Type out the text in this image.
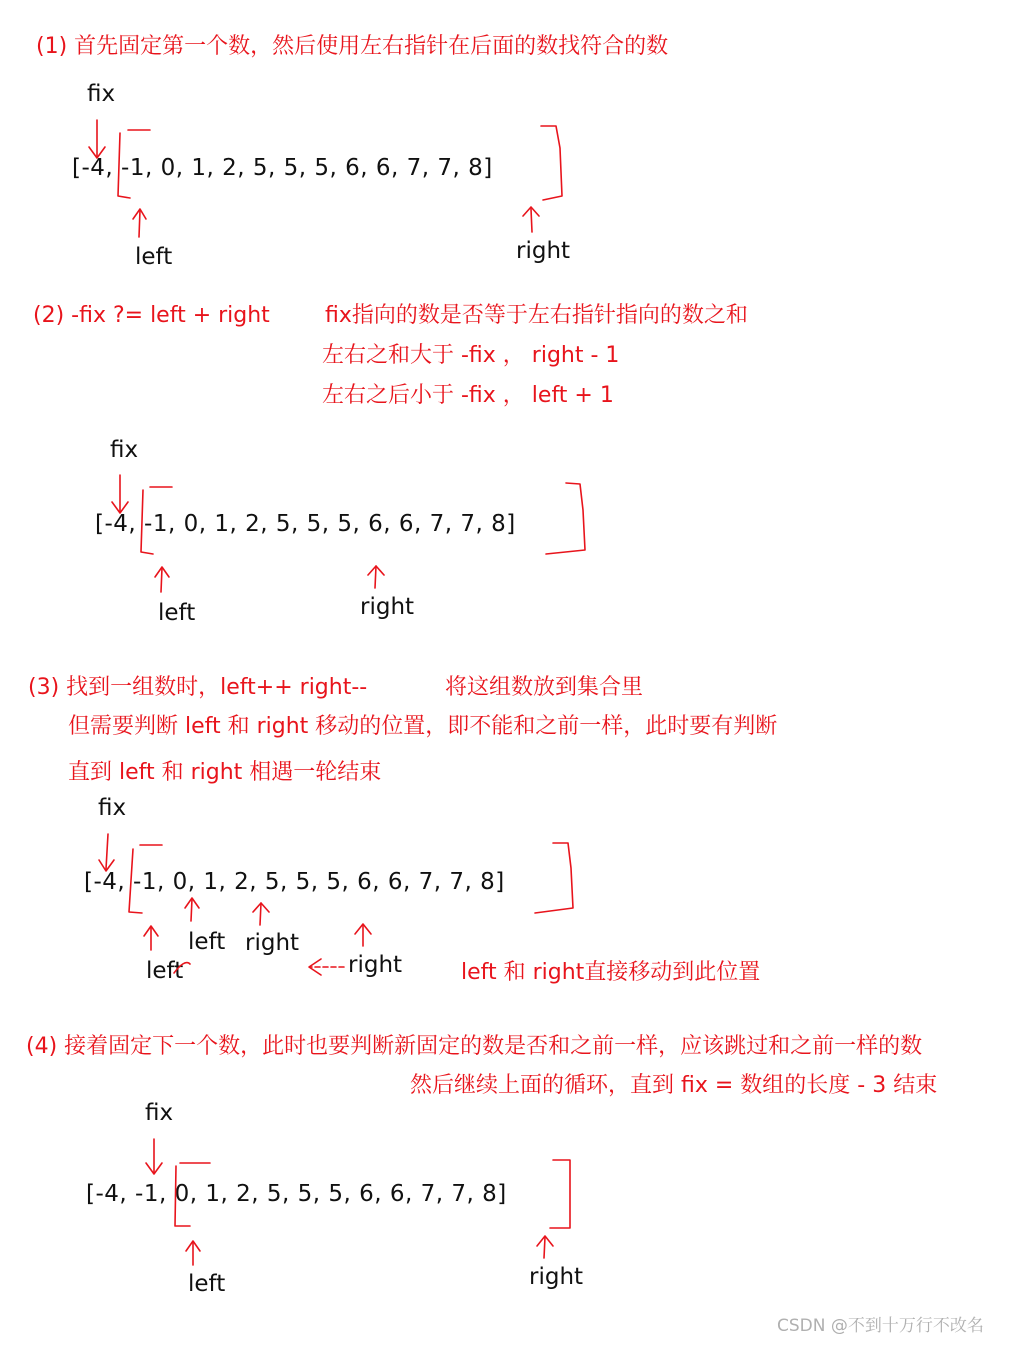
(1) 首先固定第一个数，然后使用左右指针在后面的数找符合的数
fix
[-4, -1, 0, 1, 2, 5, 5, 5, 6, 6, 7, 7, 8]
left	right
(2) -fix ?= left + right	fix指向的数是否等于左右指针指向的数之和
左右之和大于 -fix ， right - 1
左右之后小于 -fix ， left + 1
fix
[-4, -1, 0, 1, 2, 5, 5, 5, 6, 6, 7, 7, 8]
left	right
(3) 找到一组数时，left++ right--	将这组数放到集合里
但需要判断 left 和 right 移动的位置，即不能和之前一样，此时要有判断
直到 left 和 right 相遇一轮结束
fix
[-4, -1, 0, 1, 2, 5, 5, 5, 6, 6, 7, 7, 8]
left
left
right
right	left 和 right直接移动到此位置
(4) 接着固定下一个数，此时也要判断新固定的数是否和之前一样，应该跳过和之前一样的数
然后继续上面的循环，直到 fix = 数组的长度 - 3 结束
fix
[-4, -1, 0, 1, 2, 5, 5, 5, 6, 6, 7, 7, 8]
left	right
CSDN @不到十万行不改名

::::::::::

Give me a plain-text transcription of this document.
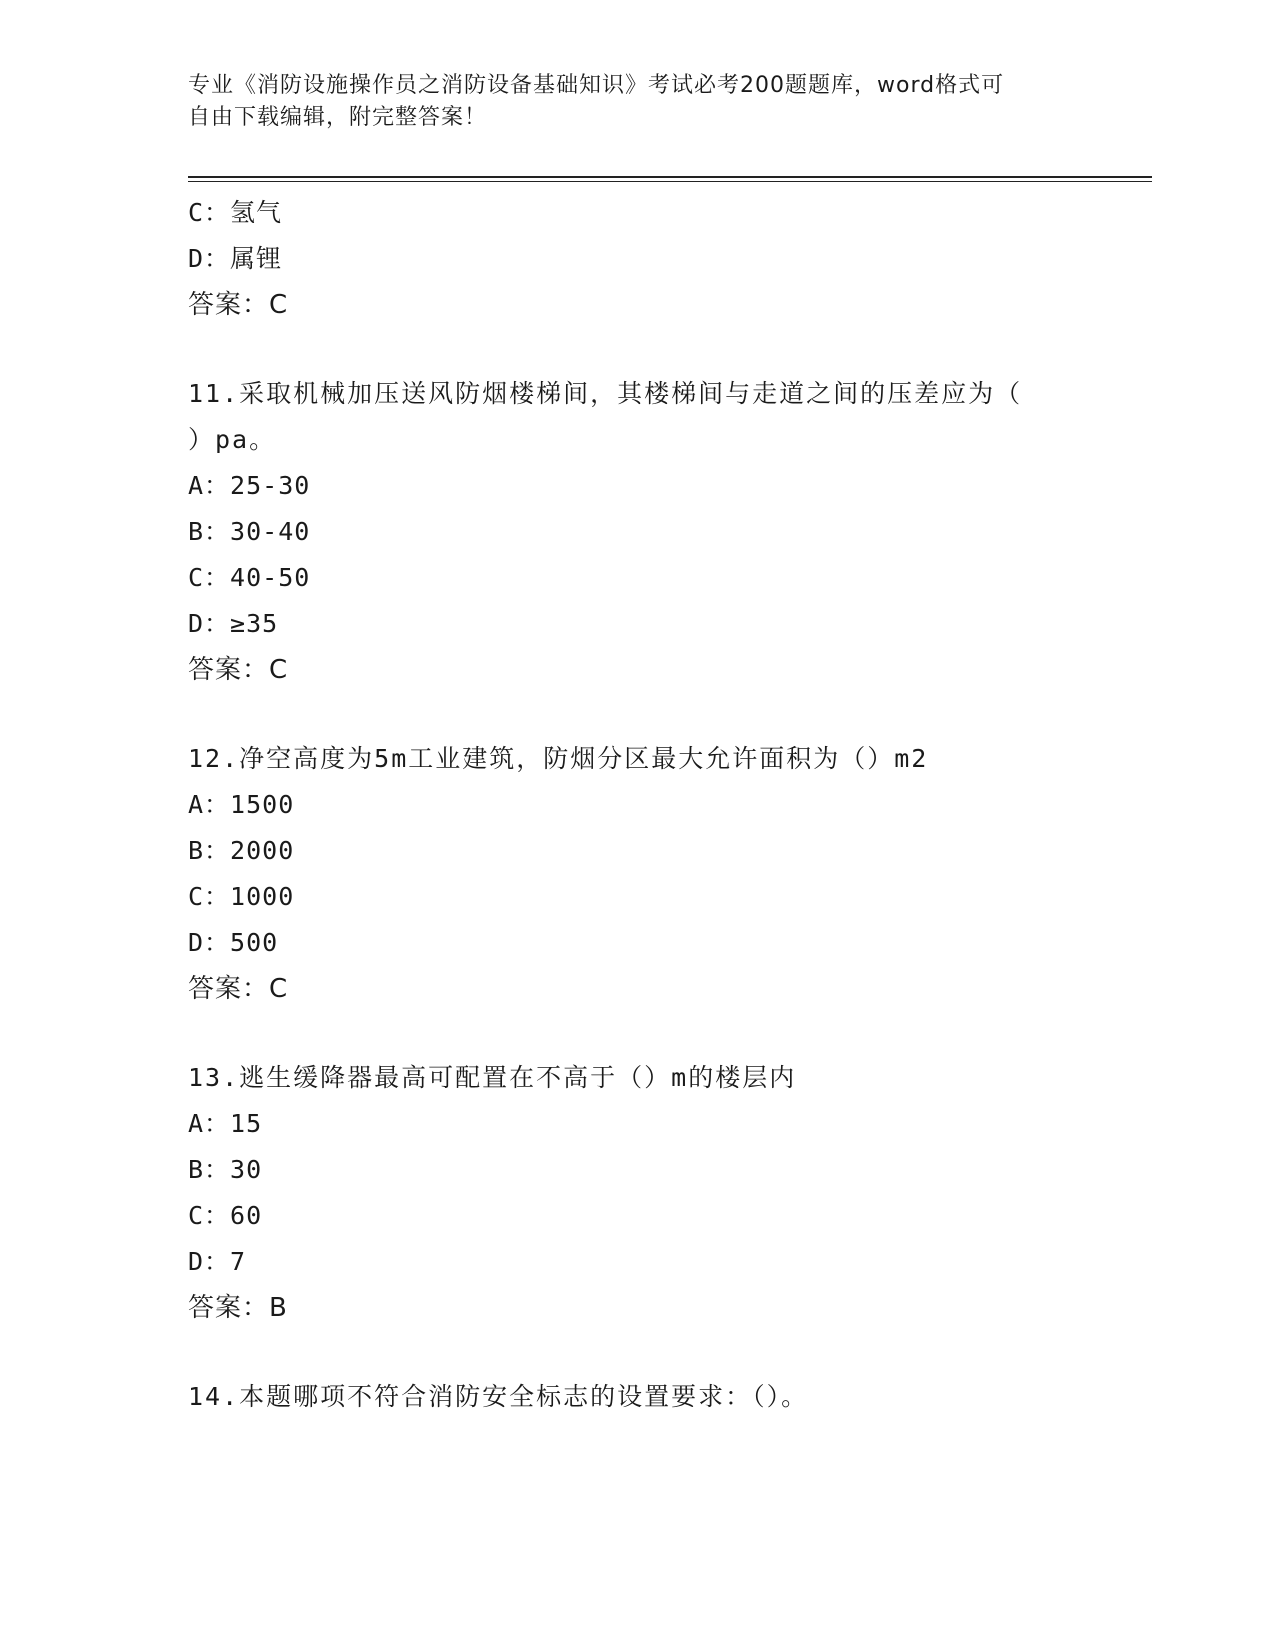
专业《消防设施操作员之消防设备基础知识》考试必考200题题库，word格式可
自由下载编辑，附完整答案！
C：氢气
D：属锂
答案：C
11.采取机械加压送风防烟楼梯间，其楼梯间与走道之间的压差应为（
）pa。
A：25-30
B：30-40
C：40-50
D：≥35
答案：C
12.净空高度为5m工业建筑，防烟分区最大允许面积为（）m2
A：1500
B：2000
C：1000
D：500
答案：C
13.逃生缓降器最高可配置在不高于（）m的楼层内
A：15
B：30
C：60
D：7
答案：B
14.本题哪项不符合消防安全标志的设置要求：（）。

::::::::::

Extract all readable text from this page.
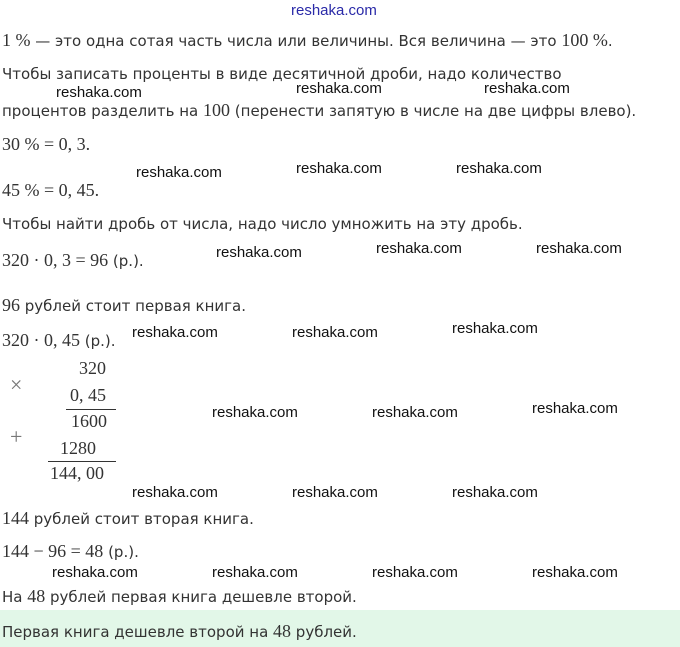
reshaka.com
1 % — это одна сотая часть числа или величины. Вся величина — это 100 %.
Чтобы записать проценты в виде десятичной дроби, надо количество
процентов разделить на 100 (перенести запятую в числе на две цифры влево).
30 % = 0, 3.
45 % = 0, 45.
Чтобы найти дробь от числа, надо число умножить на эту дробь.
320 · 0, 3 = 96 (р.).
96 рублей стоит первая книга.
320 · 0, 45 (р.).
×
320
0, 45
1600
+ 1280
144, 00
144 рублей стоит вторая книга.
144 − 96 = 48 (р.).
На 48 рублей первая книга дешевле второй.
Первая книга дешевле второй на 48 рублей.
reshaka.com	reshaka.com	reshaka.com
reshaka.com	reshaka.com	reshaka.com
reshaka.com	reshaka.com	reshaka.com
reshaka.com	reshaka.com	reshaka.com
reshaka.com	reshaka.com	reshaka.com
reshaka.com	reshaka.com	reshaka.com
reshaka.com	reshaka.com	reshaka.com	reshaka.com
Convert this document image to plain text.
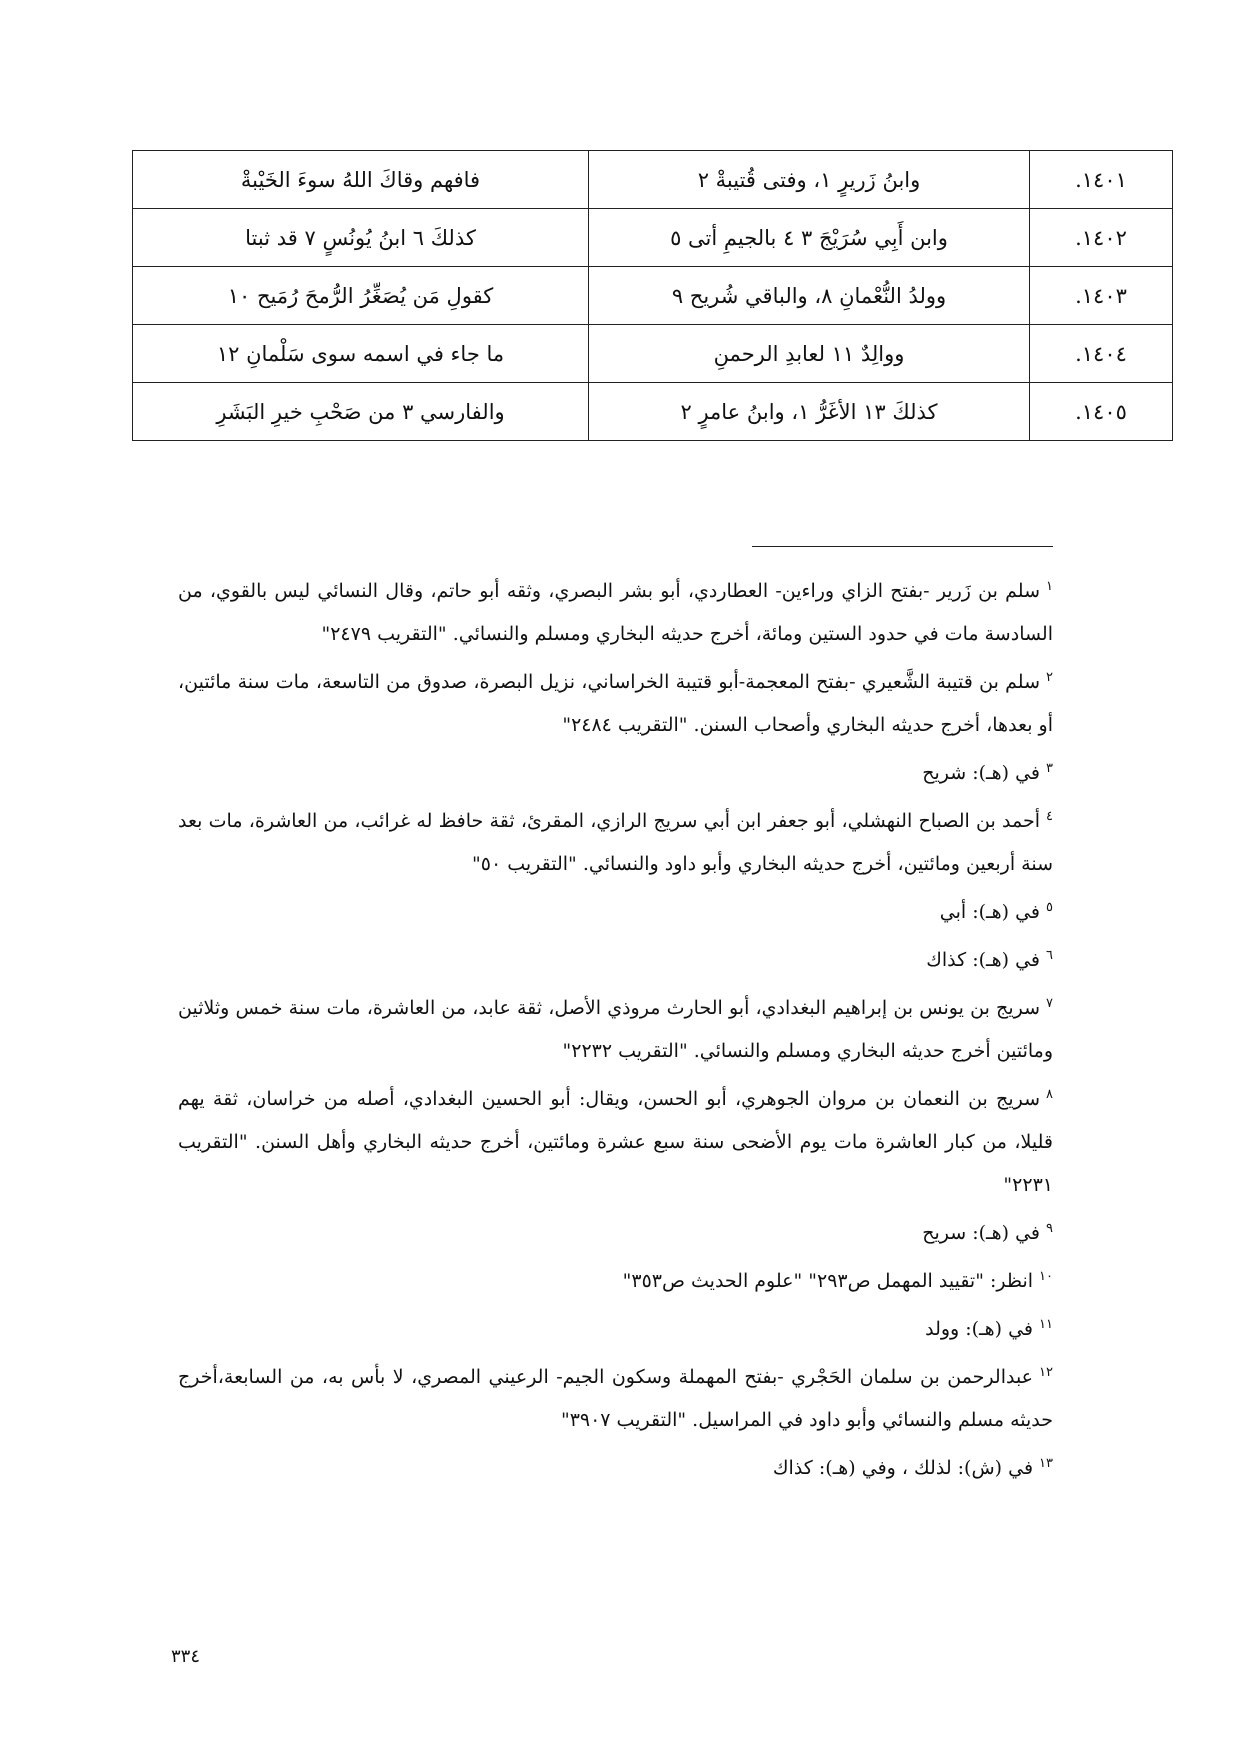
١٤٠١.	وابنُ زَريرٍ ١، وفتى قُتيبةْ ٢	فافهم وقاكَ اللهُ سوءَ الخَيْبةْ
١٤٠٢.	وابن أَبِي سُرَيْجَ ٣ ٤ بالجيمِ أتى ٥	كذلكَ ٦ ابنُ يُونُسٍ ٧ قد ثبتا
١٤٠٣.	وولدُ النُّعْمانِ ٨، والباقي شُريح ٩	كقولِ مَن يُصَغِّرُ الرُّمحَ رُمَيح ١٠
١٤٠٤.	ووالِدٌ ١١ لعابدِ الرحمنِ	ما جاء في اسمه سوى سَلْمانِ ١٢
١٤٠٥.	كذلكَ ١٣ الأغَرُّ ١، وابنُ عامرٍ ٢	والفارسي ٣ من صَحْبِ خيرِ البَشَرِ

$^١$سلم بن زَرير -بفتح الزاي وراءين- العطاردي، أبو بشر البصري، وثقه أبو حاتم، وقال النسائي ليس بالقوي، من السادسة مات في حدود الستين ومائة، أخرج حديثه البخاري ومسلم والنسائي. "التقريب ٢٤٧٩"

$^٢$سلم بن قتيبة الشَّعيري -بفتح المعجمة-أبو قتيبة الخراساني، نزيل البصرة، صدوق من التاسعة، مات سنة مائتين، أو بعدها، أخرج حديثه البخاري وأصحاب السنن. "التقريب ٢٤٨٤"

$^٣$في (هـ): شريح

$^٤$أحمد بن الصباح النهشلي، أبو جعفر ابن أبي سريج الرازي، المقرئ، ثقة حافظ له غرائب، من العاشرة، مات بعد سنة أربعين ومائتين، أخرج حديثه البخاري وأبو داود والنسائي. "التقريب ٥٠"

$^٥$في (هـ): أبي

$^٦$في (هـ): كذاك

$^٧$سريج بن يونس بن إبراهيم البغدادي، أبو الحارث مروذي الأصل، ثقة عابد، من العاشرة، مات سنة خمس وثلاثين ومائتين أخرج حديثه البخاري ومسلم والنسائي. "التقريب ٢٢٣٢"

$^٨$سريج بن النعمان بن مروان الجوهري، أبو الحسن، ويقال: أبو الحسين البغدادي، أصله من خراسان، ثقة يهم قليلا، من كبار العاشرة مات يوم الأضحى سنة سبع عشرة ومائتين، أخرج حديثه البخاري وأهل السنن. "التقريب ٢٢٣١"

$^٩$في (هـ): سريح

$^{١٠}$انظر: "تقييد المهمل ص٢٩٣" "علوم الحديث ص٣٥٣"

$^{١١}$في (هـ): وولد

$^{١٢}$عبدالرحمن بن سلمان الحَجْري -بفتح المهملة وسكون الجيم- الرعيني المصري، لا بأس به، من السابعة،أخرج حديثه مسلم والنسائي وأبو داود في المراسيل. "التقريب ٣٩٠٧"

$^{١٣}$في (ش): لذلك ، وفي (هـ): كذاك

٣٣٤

::::::::::

**WHAT TO PRODUCE**
Pull out all lines in the data above that include "البغدادي".

**TASK OUTPUT**
$^٧$سريج بن يونس بن إبراهيم البغدادي، أبو الحارث مروذي الأصل، ثقة عابد، من العاشرة، مات سنة خمس وثلاثين ومائتين أخرج حديثه البخاري ومسلم والنسائي. "التقريب ٢٢٣٢"
$^٨$سريج بن النعمان بن مروان الجوهري، أبو الحسن، ويقال: أبو الحسين البغدادي، أصله من خراسان، ثقة يهم قليلا، من كبار العاشرة مات يوم الأضحى سنة سبع عشرة ومائتين، أخرج حديثه البخاري وأهل السنن. "التقريب ٢٢٣١"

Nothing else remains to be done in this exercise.